— Collected data entries —
—————
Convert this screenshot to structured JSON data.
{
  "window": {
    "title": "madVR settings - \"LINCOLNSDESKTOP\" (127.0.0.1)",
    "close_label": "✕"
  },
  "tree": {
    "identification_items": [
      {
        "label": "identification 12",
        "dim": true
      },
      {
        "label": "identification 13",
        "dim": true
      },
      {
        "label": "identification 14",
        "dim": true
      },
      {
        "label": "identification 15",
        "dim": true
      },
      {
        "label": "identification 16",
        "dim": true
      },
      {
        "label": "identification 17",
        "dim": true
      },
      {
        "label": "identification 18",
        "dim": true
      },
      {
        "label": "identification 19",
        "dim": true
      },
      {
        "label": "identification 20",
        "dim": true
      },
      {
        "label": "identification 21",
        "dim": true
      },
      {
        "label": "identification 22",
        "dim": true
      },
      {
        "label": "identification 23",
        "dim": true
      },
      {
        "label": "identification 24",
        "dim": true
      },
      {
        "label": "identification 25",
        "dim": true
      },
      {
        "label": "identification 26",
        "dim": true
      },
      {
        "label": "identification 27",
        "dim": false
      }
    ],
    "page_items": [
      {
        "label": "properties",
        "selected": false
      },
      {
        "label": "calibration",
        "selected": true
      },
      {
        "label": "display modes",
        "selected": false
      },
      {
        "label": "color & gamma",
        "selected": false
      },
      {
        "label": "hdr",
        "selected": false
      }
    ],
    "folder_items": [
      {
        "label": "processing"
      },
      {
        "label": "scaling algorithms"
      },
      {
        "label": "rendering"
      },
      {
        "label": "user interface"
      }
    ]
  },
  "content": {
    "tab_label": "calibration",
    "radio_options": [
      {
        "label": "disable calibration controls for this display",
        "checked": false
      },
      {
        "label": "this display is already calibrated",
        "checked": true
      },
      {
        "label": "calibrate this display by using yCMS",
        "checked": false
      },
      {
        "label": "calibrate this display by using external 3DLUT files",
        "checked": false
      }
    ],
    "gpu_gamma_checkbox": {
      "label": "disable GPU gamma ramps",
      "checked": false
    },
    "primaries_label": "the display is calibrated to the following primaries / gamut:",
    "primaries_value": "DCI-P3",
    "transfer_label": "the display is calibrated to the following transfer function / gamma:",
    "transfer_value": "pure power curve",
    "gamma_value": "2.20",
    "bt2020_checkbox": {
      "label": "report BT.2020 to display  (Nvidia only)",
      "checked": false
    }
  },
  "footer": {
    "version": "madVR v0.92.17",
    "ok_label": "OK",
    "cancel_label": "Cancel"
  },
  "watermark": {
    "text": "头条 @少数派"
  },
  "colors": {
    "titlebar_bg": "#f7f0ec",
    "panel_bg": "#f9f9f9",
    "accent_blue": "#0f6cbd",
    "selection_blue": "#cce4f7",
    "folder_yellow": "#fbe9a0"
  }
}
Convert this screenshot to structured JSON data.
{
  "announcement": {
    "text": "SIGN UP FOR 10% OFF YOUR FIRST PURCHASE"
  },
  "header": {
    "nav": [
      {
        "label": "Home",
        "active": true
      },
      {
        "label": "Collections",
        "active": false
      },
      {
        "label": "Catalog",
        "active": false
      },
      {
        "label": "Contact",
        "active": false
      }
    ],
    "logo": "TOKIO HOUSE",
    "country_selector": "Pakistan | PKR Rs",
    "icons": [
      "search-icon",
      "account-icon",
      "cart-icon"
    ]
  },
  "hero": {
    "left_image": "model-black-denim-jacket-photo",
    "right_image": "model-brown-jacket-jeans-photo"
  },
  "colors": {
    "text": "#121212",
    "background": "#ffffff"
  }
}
—————
— Written request —
Each line in the entries above that includes the string "madVR" should be extracted.

— Task solution —
    "title": "madVR settings - \"LINCOLNSDESKTOP\" (127.0.0.1)",
    "version": "madVR v0.92.17",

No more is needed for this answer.